-- Begin --

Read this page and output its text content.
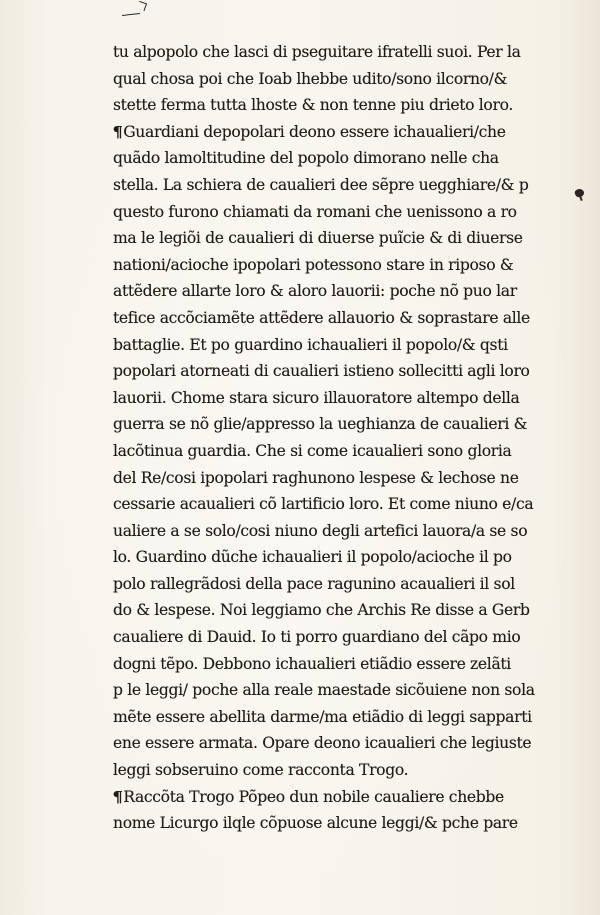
tu alpopolo che lasci di pseguitare ifratelli suoi. Per la
qual chosa poi che Ioab lhebbe udito/sono ilcorno/&
stette ferma tutta lhoste & non tenne piu drieto loro.
¶Guardiani depopolari deono essere ichaualieri/che
quãdo lamoltitudine del popolo dimorano nelle cha
stella. La schiera de caualieri dee sẽpre uegghiare/& p
questo furono chiamati da romani che uenissono a ro
ma le legiõi de caualieri di diuerse puĩcie & di diuerse
nationi/acioche ipopolari potessono stare in riposo &
attẽdere allarte loro & aloro lauorii: poche nõ puo lar
tefice accõciamẽte attẽdere allauorio & soprastare alle
battaglie. Et po guardino ichaualieri il popolo/& qsti
popolari atorneati di caualieri istieno sollecitti agli loro
lauorii. Chome stara sicuro illauoratore altempo della
guerra se nõ glie/appresso la ueghianza de caualieri &
lacõtinua guardia. Che si come icaualieri sono gloria
del Re/cosi ipopolari raghunono lespese & lechose ne
cessarie acaualieri cõ lartificio loro. Et come niuno e/ca
ualiere a se solo/cosi niuno degli artefici lauora/a se so
lo. Guardino dũche ichaualieri il popolo/acioche il po
polo rallegrãdosi della pace ragunino acaualieri il sol
do & lespese. Noi leggiamo che Archis Re disse a Gerb
caualiere di Dauid. Io ti porro guardiano del cãpo mio
dogni tẽpo. Debbono ichaualieri etiãdio essere zelãti
p le leggi/ poche alla reale maestade sicõuiene non sola
mẽte essere abellita darme/ma etiãdio di leggi sapparti
ene essere armata. Opare deono icaualieri che legiuste
leggi sobseruino come racconta Trogo.
¶Raccõta Trogo Põpeo dun nobile caualiere chebbe
nome Licurgo ilqle cõpuose alcune leggi/& pche pare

-- End --

Requirement
From the listing above, print every entry precisely and drop the pictures.

Exercise result
Read this page and output its text content.
tu alpopolo che lasci di pseguitare ifratelli suoi. Per la
qual chosa poi che Ioab lhebbe udito/sono ilcorno/&
stette ferma tutta lhoste & non tenne piu drieto loro.
¶Guardiani depopolari deono essere ichaualieri/che
quãdo lamoltitudine del popolo dimorano nelle cha
stella. La schiera de caualieri dee sẽpre uegghiare/& p
questo furono chiamati da romani che uenissono a ro
ma le legiõi de caualieri di diuerse puĩcie & di diuerse
nationi/acioche ipopolari potessono stare in riposo &
attẽdere allarte loro & aloro lauorii: poche nõ puo lar
tefice accõciamẽte attẽdere allauorio & soprastare alle
battaglie. Et po guardino ichaualieri il popolo/& qsti
popolari atorneati di caualieri istieno sollecitti agli loro
lauorii. Chome stara sicuro illauoratore altempo della
guerra se nõ glie/appresso la ueghianza de caualieri &
lacõtinua guardia. Che si come icaualieri sono gloria
del Re/cosi ipopolari raghunono lespese & lechose ne
cessarie acaualieri cõ lartificio loro. Et come niuno e/ca
ualiere a se solo/cosi niuno degli artefici lauora/a se so
lo. Guardino dũche ichaualieri il popolo/acioche il po
polo rallegrãdosi della pace ragunino acaualieri il sol
do & lespese. Noi leggiamo che Archis Re disse a Gerb
caualiere di Dauid. Io ti porro guardiano del cãpo mio
dogni tẽpo. Debbono ichaualieri etiãdio essere zelãti
p le leggi/ poche alla reale maestade sicõuiene non sola
mẽte essere abellita darme/ma etiãdio di leggi sapparti
ene essere armata. Opare deono icaualieri che legiuste
leggi sobseruino come racconta Trogo.
¶Raccõta Trogo Põpeo dun nobile caualiere chebbe
nome Licurgo ilqle cõpuose alcune leggi/& pche pare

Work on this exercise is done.